■ **AIM OF THE TASK**
Across the entries below, the lines containing "Board" should be counted and only their number returned.

*** WORKING DATA ***

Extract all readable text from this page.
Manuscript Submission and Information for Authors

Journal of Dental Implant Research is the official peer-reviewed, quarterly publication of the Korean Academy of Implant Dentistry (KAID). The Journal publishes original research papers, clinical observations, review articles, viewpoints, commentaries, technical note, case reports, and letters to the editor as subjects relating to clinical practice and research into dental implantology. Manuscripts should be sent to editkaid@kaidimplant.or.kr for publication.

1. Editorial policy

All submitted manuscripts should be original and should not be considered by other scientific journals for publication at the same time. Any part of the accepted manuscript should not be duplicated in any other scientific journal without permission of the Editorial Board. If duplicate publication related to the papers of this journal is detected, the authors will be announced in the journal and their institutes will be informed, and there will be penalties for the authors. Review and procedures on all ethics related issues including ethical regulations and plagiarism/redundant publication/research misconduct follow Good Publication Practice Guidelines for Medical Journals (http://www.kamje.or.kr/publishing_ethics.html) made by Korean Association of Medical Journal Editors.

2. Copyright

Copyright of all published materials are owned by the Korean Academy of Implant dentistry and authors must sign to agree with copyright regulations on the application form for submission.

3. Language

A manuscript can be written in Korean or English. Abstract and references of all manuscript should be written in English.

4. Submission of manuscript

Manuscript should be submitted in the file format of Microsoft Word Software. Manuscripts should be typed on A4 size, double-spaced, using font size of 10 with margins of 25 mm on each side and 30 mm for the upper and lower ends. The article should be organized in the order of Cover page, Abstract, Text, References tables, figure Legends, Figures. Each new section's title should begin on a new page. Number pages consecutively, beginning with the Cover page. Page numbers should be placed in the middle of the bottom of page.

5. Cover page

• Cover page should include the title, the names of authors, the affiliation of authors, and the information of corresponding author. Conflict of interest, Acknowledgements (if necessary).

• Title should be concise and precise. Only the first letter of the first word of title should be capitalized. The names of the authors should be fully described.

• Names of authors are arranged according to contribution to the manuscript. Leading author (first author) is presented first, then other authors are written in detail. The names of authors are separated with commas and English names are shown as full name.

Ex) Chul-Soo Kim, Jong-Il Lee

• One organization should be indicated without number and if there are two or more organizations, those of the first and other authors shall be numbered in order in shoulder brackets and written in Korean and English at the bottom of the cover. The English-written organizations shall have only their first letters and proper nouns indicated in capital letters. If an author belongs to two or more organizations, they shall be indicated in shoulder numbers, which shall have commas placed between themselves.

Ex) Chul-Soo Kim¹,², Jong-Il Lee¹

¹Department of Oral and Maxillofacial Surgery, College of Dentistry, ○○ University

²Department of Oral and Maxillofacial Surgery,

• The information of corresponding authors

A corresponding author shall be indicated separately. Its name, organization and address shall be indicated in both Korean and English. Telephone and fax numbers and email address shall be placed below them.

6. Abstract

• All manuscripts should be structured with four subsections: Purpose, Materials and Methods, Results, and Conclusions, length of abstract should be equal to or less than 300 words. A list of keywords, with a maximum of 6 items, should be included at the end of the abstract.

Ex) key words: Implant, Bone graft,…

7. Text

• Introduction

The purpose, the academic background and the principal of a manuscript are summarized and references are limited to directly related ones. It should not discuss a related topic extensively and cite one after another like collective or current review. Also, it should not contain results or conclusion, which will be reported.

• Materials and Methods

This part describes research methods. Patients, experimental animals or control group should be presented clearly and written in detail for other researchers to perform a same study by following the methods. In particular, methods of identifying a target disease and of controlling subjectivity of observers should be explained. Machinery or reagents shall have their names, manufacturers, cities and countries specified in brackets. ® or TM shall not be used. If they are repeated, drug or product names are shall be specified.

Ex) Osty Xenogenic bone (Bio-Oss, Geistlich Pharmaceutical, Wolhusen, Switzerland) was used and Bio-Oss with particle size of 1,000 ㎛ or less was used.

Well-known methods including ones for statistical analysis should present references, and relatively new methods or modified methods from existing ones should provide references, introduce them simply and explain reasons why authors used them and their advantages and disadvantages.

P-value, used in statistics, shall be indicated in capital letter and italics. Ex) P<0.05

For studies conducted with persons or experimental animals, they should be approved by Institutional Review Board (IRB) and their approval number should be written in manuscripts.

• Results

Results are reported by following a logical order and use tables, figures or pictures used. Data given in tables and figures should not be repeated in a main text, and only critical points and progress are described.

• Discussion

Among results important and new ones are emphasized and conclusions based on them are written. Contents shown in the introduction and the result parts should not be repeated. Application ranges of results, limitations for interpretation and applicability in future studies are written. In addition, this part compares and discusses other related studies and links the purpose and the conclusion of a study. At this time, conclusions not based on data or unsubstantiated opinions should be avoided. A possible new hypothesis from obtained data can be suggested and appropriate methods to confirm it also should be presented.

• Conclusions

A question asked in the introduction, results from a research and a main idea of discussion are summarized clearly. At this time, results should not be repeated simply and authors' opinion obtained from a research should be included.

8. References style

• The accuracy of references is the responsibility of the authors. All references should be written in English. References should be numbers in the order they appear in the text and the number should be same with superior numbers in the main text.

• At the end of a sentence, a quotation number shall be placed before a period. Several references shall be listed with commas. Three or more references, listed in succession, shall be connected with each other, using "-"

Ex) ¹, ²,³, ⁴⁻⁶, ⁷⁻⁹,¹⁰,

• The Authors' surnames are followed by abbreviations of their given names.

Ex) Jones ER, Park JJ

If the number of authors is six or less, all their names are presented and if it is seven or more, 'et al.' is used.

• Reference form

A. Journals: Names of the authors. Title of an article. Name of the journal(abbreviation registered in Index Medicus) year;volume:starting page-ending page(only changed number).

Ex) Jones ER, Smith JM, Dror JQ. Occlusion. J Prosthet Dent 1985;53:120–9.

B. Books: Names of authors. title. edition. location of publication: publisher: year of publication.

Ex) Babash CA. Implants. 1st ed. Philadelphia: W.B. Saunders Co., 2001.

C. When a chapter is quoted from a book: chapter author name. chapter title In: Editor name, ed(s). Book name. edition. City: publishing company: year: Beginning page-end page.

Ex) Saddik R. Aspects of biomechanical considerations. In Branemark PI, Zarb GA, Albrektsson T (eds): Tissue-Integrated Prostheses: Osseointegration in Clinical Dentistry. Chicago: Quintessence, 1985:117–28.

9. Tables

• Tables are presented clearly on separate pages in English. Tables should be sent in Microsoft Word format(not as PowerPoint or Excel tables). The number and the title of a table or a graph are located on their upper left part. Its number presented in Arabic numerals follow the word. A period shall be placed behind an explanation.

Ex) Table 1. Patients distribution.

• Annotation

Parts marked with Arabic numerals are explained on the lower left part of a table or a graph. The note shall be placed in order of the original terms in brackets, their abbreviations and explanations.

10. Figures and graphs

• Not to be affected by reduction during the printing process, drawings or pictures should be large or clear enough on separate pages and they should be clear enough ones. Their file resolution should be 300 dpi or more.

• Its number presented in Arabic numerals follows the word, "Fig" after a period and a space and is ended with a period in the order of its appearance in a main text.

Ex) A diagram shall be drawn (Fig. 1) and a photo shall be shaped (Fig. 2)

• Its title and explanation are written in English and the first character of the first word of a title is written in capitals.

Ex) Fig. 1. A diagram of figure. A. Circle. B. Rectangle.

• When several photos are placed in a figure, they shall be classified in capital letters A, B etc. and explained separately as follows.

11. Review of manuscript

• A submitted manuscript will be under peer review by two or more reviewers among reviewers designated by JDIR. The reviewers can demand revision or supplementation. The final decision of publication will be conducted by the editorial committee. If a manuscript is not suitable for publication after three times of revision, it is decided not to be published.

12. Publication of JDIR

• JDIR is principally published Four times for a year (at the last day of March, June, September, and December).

*** End of WORKING DATA ***

■ **RESPONSE BELOW**
2